Reproduce all the entries precisely.

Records
— Begin —
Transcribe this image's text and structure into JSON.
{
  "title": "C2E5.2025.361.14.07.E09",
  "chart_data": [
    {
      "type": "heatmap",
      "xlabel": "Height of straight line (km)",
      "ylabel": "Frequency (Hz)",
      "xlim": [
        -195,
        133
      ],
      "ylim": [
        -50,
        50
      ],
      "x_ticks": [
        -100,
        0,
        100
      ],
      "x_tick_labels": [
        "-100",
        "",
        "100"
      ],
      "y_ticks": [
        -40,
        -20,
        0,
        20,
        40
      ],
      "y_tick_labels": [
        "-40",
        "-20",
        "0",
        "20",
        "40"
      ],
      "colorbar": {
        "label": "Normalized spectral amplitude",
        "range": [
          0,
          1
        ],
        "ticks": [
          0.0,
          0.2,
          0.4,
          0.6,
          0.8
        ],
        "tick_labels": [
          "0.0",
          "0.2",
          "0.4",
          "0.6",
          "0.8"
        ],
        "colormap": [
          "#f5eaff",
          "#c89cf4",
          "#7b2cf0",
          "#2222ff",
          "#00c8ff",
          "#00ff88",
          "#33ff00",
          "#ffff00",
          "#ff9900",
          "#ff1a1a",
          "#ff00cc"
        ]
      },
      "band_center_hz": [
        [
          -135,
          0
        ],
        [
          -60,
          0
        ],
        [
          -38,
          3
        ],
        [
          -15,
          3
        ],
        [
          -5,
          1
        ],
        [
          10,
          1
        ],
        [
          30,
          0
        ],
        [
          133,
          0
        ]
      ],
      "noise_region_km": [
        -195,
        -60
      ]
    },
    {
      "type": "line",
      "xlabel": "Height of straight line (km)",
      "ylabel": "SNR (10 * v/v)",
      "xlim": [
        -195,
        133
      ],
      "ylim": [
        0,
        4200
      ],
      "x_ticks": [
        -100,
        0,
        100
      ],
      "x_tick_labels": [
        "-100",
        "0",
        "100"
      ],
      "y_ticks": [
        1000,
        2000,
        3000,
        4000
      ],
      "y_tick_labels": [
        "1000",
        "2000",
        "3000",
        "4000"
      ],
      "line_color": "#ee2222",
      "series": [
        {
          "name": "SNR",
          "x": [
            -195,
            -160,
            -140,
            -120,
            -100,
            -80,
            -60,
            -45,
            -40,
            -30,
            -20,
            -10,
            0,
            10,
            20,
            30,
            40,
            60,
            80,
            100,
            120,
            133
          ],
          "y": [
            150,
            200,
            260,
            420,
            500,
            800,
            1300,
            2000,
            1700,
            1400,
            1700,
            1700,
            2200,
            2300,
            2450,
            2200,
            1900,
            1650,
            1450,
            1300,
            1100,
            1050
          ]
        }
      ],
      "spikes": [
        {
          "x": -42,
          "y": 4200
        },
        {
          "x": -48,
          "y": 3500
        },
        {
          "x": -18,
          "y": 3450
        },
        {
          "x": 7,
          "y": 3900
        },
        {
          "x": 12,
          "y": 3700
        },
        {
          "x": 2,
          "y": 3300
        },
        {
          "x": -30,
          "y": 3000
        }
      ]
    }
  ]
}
— End —
Output for this task:
Transcribe this image's text and structure into JSON.
{
  "title": "C2E5.2025.361.14.07.E09",
  "chart_data": [
    {
      "type": "heatmap",
      "xlabel": "Height of straight line (km)",
      "ylabel": "Frequency (Hz)",
      "xlim": [
        -195,
        133
      ],
      "ylim": [
        -50,
        50
      ],
      "x_ticks": [
        -100,
        0,
        100
      ],
      "x_tick_labels": [
        "-100",
        "",
        "100"
      ],
      "y_ticks": [
        -40,
        -20,
        0,
        20,
        40
      ],
      "y_tick_labels": [
        "-40",
        "-20",
        "0",
        "20",
        "40"
      ],
      "colorbar": {
        "label": "Normalized spectral amplitude",
        "range": [
          0,
          1
        ],
        "ticks": [
          0.0,
          0.2,
          0.4,
          0.6,
          0.8
        ],
        "tick_labels": [
          "0.0",
          "0.2",
          "0.4",
          "0.6",
          "0.8"
        ],
        "colormap": [
          "#f5eaff",
          "#c89cf4",
          "#7b2cf0",
          "#2222ff",
          "#00c8ff",
          "#00ff88",
          "#33ff00",
          "#ffff00",
          "#ff9900",
          "#ff1a1a",
          "#ff00cc"
        ]
      },
      "band_center_hz": [
        [
          -135,
          0
        ],
        [
          -60,
          0
        ],
        [
          -38,
          3
        ],
        [
          -15,
          3
        ],
        [
          -5,
          1
        ],
        [
          10,
          1
        ],
        [
          30,
          0
        ],
        [
          133,
          0
        ]
      ],
      "noise_region_km": [
        -195,
        -60
      ]
    },
    {
      "type": "line",
      "xlabel": "Height of straight line (km)",
      "ylabel": "SNR (10 * v/v)",
      "xlim": [
        -195,
        133
      ],
      "ylim": [
        0,
        4200
      ],
      "x_ticks": [
        -100,
        0,
        100
      ],
      "x_tick_labels": [
        "-100",
        "0",
        "100"
      ],
      "y_ticks": [
        1000,
        2000,
        3000,
        4000
      ],
      "y_tick_labels": [
        "1000",
        "2000",
        "3000",
        "4000"
      ],
      "line_color": "#ee2222",
      "series": [
        {
          "name": "SNR",
          "x": [
            -195,
            -160,
            -140,
            -120,
            -100,
            -80,
            -60,
            -45,
            -40,
            -30,
            -20,
            -10,
            0,
            10,
            20,
            30,
            40,
            60,
            80,
            100,
            120,
            133
          ],
          "y": [
            150,
            200,
            260,
            420,
            500,
            800,
            1300,
            2000,
            1700,
            1400,
            1700,
            1700,
            2200,
            2300,
            2450,
            2200,
            1900,
            1650,
            1450,
            1300,
            1100,
            1050
          ]
        }
      ],
      "spikes": [
        {
          "x": -42,
          "y": 4200
        },
        {
          "x": -48,
          "y": 3500
        },
        {
          "x": -18,
          "y": 3450
        },
        {
          "x": 7,
          "y": 3900
        },
        {
          "x": 12,
          "y": 3700
        },
        {
          "x": 2,
          "y": 3300
        },
        {
          "x": -30,
          "y": 3000
        }
      ]
    }
  ]
}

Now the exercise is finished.